§ **The request**
Search the material and gather each line with "März" in it.

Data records
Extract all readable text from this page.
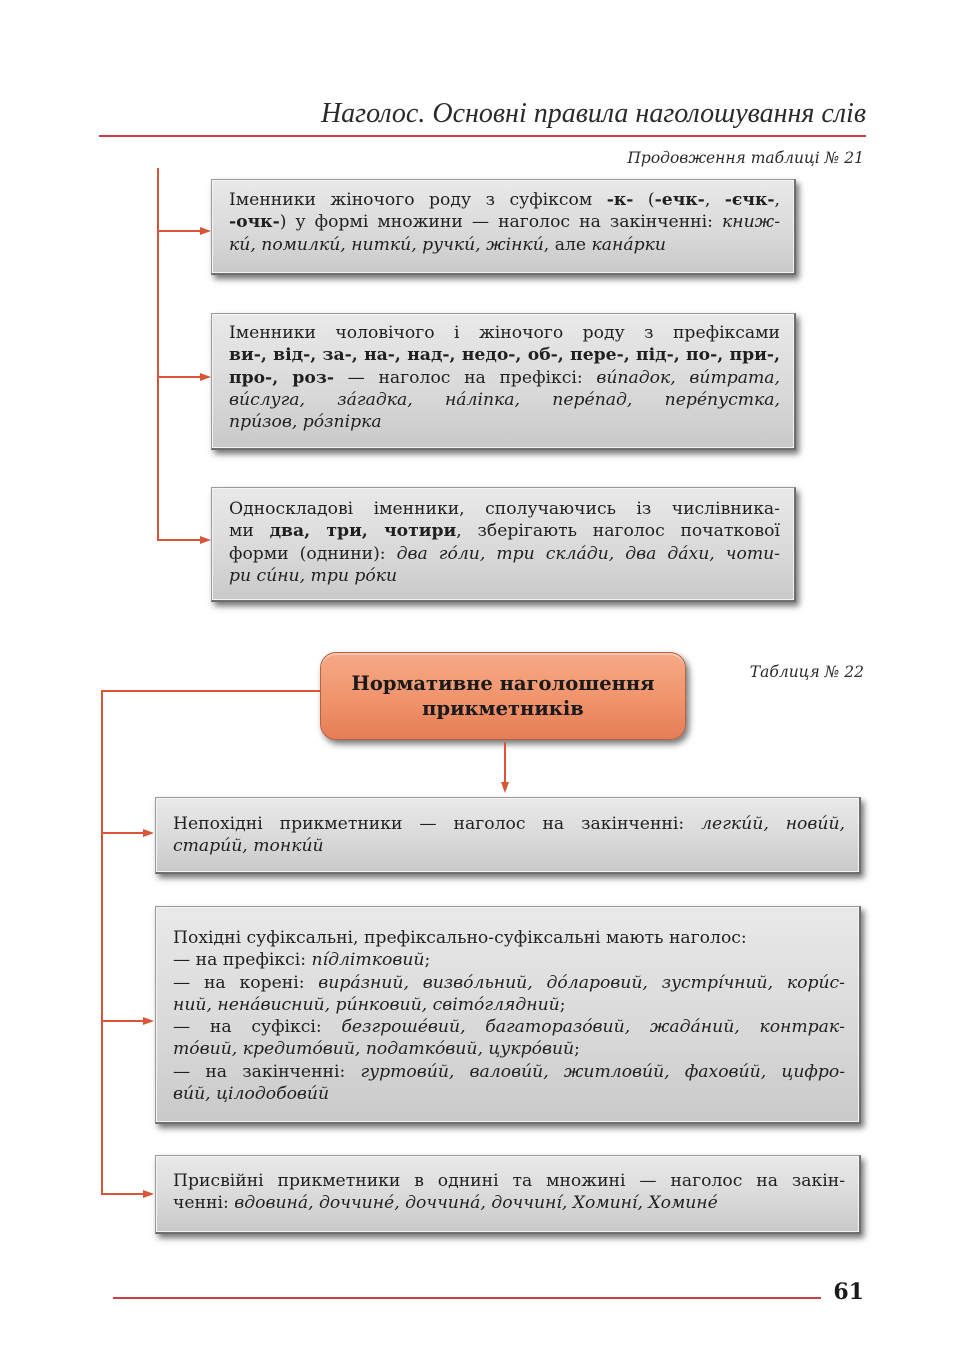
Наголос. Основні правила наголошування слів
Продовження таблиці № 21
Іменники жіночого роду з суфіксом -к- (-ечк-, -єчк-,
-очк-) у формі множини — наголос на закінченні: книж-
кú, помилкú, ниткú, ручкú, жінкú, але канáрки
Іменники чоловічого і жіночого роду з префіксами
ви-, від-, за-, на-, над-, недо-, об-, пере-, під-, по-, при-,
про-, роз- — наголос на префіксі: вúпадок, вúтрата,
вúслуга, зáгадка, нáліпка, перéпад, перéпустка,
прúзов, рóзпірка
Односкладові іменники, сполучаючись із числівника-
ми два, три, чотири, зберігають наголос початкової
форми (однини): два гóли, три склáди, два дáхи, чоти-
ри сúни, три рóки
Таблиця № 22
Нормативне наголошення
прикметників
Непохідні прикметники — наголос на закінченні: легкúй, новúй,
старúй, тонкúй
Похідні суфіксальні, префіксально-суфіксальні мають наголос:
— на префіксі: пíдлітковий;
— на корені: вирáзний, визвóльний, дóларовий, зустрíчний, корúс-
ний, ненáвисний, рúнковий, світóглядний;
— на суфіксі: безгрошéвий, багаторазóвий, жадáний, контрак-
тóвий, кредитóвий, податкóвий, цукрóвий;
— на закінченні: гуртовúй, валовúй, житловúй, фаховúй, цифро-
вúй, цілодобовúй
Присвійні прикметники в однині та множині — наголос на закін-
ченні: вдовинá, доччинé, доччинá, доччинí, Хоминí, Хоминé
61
---
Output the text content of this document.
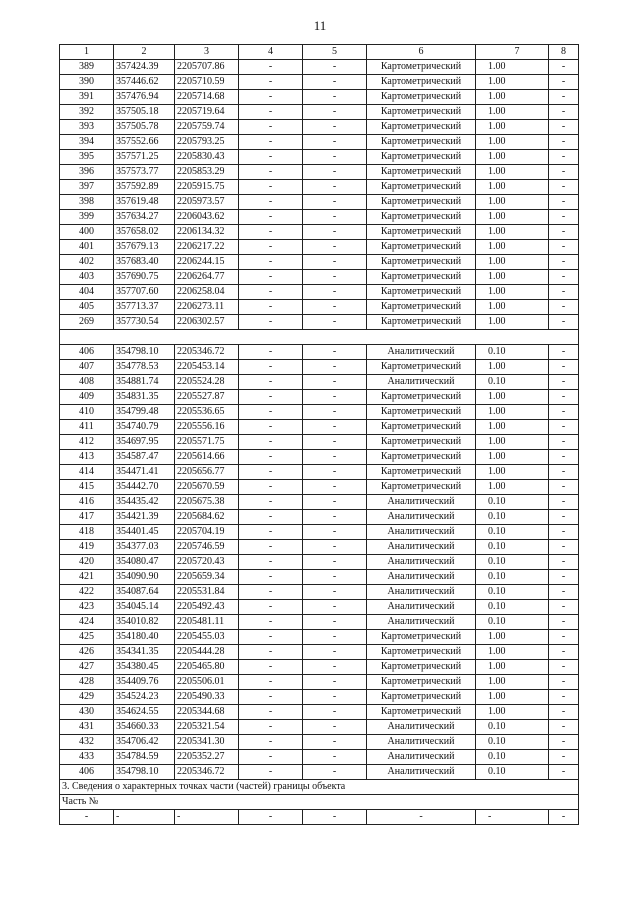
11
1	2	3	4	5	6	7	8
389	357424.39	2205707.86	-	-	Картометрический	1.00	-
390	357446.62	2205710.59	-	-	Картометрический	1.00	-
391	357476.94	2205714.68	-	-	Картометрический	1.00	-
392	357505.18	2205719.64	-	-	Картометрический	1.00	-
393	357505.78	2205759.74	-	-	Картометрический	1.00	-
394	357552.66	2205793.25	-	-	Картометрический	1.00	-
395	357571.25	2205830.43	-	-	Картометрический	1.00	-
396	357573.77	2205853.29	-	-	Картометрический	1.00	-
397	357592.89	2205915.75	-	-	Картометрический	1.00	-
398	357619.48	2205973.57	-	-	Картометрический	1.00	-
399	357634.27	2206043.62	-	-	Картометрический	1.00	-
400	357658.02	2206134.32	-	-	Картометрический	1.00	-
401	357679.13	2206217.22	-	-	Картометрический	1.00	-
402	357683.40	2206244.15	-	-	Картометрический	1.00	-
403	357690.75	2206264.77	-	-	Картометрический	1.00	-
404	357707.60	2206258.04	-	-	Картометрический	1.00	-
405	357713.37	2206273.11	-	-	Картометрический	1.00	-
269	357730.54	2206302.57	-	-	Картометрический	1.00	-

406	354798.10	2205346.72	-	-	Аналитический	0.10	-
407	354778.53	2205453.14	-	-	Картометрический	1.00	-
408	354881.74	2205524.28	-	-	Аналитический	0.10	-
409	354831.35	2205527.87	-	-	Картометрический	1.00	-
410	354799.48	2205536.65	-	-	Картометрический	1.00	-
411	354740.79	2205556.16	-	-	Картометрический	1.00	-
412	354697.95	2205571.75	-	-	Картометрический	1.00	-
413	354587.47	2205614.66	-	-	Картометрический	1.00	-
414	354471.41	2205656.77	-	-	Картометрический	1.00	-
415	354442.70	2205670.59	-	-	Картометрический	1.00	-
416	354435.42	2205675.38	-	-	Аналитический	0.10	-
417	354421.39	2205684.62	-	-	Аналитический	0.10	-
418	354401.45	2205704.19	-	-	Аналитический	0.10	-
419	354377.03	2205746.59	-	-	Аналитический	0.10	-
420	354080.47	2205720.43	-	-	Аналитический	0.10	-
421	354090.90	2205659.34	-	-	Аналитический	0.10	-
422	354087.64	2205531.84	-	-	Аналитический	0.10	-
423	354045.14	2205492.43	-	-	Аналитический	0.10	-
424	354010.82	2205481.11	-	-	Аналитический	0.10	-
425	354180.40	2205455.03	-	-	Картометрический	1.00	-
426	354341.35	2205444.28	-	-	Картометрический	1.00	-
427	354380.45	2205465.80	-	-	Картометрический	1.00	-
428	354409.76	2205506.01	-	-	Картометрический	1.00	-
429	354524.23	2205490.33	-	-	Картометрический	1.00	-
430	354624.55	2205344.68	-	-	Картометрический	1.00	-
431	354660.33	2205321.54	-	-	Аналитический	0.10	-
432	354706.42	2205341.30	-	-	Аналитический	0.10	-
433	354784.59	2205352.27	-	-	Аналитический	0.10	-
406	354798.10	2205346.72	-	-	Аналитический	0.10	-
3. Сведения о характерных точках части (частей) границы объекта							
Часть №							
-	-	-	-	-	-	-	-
==
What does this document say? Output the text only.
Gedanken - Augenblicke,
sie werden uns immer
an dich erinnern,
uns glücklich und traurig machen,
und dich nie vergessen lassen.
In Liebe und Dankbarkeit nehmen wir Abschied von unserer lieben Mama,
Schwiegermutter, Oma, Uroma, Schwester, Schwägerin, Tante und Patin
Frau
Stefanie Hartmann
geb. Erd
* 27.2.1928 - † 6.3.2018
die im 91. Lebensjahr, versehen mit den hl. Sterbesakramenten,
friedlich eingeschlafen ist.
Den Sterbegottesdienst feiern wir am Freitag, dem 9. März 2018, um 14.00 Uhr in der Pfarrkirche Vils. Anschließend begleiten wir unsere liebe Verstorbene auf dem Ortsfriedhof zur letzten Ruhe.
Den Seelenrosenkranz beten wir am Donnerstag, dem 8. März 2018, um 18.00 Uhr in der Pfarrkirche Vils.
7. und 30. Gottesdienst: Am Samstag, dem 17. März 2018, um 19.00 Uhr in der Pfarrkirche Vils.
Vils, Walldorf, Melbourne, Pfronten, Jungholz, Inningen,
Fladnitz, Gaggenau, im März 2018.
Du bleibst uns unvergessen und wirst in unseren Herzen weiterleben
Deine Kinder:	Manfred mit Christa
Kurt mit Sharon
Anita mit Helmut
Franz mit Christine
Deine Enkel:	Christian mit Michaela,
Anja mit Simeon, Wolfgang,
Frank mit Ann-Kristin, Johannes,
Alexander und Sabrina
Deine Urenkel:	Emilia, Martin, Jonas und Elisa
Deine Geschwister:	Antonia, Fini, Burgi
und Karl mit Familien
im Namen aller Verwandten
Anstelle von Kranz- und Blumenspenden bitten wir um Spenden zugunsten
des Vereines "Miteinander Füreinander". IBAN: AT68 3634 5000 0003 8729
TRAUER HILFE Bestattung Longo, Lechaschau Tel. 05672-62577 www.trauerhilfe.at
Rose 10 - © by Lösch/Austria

§ **Final answer**
Den Sterbegottesdienst feiern wir am Freitag, dem 9. März 2018, um 14.00 Uhr in der Pfarrkirche Vils. Anschließend begleiten wir unsere liebe Verstorbene auf dem Ortsfriedhof zur letzten Ruhe.
Den Seelenrosenkranz beten wir am Donnerstag, dem 8. März 2018, um 18.00 Uhr in der Pfarrkirche Vils.
7. und 30. Gottesdienst: Am Samstag, dem 17. März 2018, um 19.00 Uhr in der Pfarrkirche Vils.
Fladnitz, Gaggenau, im März 2018.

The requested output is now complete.